§ EXERCISE AIM
Could you express the lines of the material below as a Markdown table with the columns "Row" and "Line", numbering each row, skipping blank lines, and leaving out the pictures?

* start *

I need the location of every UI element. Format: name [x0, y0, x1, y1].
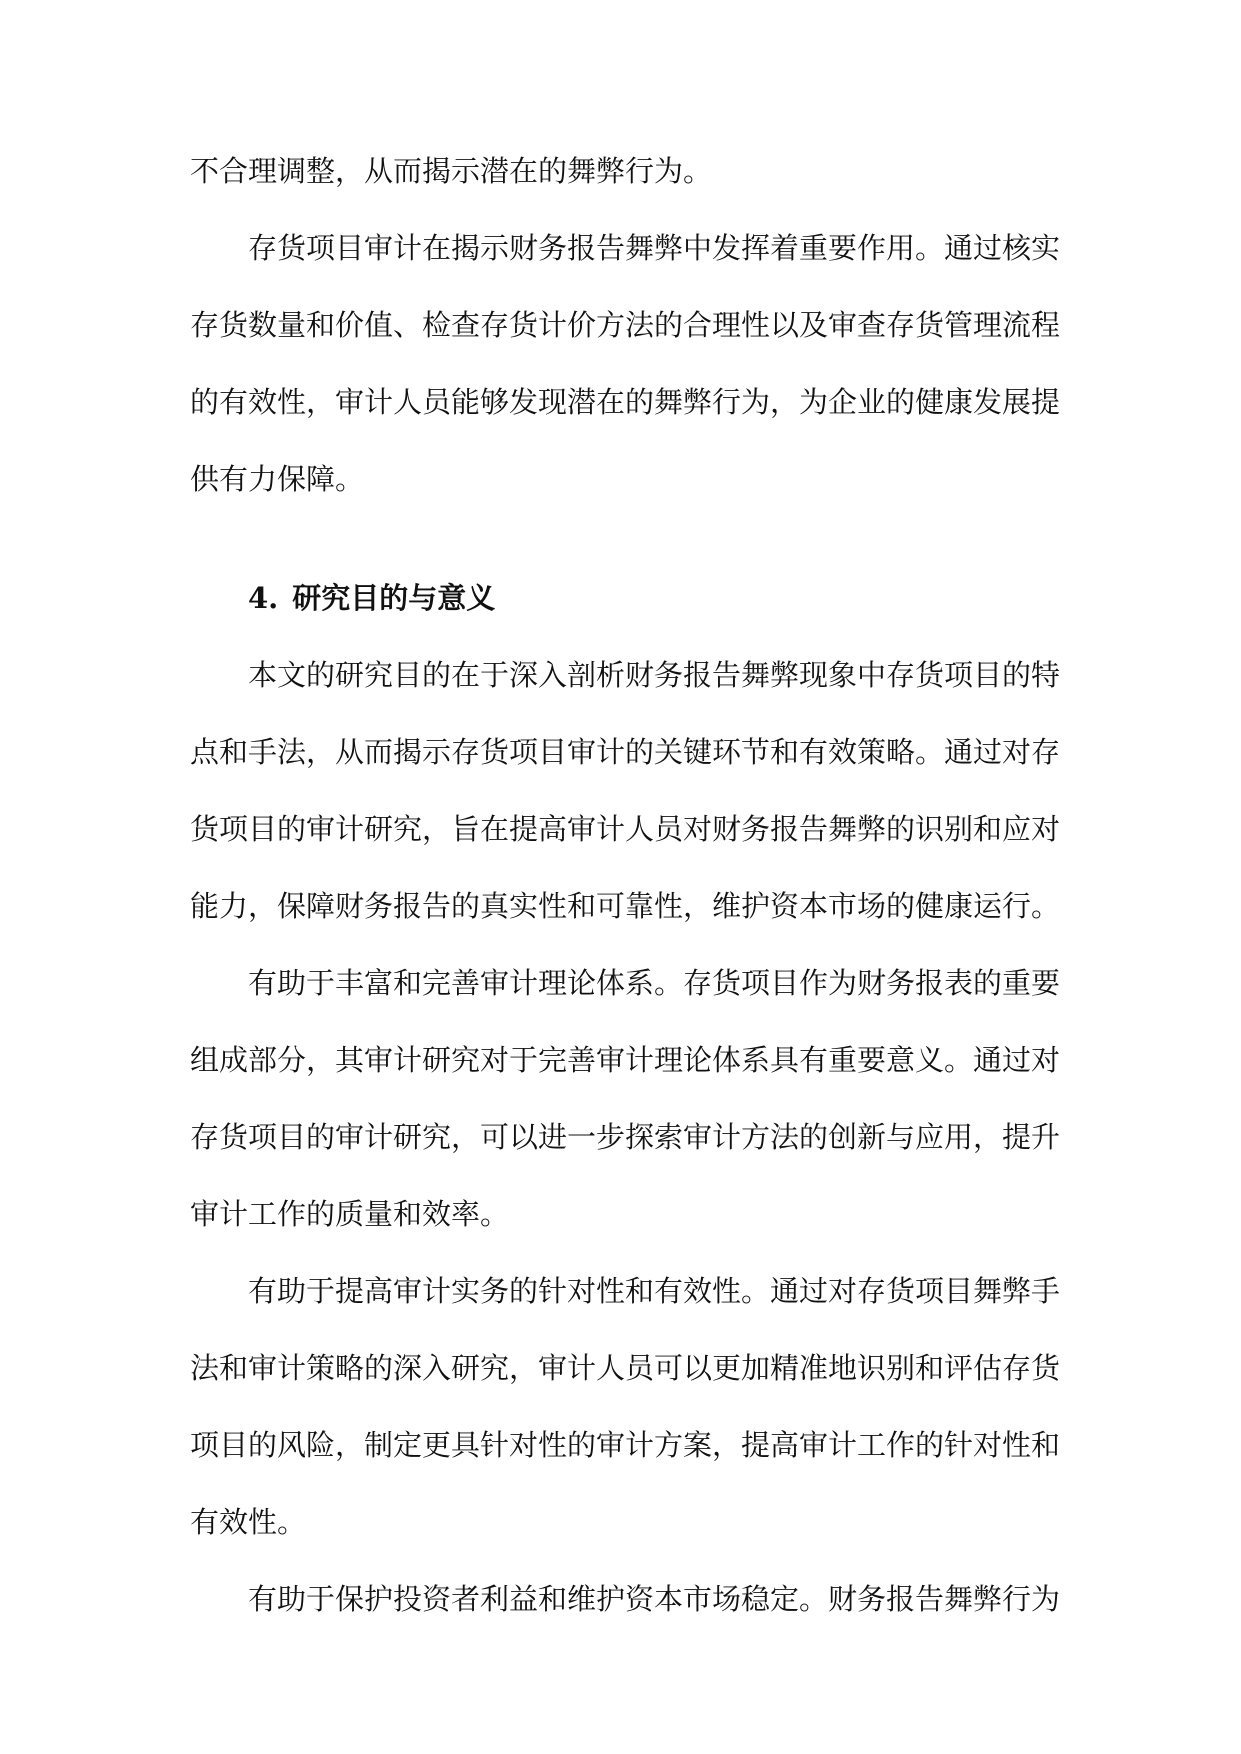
section-number: 4.	[248, 581, 279, 615]
section-title: 研究目的与意义	[292, 581, 496, 615]
paragraph-inventory-audit-role: 存货项目审计在揭示财务报告舞弊中发挥着重要作用。通过核实存货数量和价值、检查存货计价方法的合理性以及审查存货管理流程的有效性，审计人员能够发现潜在的舞弊行为，为企业的健康发展提供有力保障。	[190, 231, 1061, 496]
paragraph-continuation: 不合理调整，从而揭示潜在的舞弊行为。	[190, 154, 713, 188]
paragraph-investor-protection: 有助于保护投资者利益和维护资本市场稳定。财务报告舞弊行为	[248, 1582, 1061, 1616]
document-body	[190, 133, 1060, 1638]
paragraph-practice-significance: 有助于提高审计实务的针对性和有效性。通过对存货项目舞弊手法和审计策略的深入研究，审计人员可以更加精准地识别和评估存货项目的风险，制定更具针对性的审计方案，提高审计工作的针对性和有效性。	[190, 1274, 1061, 1539]
section-heading	[190, 560, 1060, 637]
paragraph-theory-significance: 有助于丰富和完善审计理论体系。存货项目作为财务报表的重要组成部分，其审计研究对于完善审计理论体系具有重要意义。通过对存货项目的审计研究，可以进一步探索审计方法的创新与应用，提升审计工作的质量和效率。	[190, 966, 1061, 1231]
paragraph-research-purpose: 本文的研究目的在于深入剖析财务报告舞弊现象中存货项目的特点和手法，从而揭示存货项目审计的关键环节和有效策略。通过对存货项目的审计研究，旨在提高审计人员对财务报告舞弊的识别和应对能力，保障财务报告的真实性和可靠性，维护资本市场的健康运行。	[190, 658, 1061, 923]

* end *

§ FINAL RESULT
| Row | Line |
|---|---|
| 1 | I need the location of every UI element. Format: name [x0, y0, x1, y1]. |
| 2 | section-number: 4.	[248, 581, 279, 615] |
| 3 | section-title: 研究目的与意义	[292, 581, 496, 615] |
| 4 | paragraph-inventory-audit-role: 存货项目审计在揭示财务报告舞弊中发挥着重要作用。通过核实存货数量和价值、检查存货计价方法的合理性以及审查存货管理流程的有效性，审计人员能够发现潜在的舞弊行为，为企业的健康发展提供有力保障。	[190, 231, 1061, 496] |
| 5 | paragraph-continuation: 不合理调整，从而揭示潜在的舞弊行为。	[190, 154, 713, 188] |
| 6 | paragraph-investor-protection: 有助于保护投资者利益和维护资本市场稳定。财务报告舞弊行为	[248, 1582, 1061, 1616] |
| 7 | document-body	[190, 133, 1060, 1638] |
| 8 | paragraph-practice-significance: 有助于提高审计实务的针对性和有效性。通过对存货项目舞弊手法和审计策略的深入研究，审计人员可以更加精准地识别和评估存货项目的风险，制定更具针对性的审计方案，提高审计工作的针对性和有效性。	[190, 1274, 1061, 1539] |
| 9 | section-heading	[190, 560, 1060, 637] |
| 10 | paragraph-theory-significance: 有助于丰富和完善审计理论体系。存货项目作为财务报表的重要组成部分，其审计研究对于完善审计理论体系具有重要意义。通过对存货项目的审计研究，可以进一步探索审计方法的创新与应用，提升审计工作的质量和效率。	[190, 966, 1061, 1231] |
| 11 | paragraph-research-purpose: 本文的研究目的在于深入剖析财务报告舞弊现象中存货项目的特点和手法，从而揭示存货项目审计的关键环节和有效策略。通过对存货项目的审计研究，旨在提高审计人员对财务报告舞弊的识别和应对能力，保障财务报告的真实性和可靠性，维护资本市场的健康运行。	[190, 658, 1061, 923] |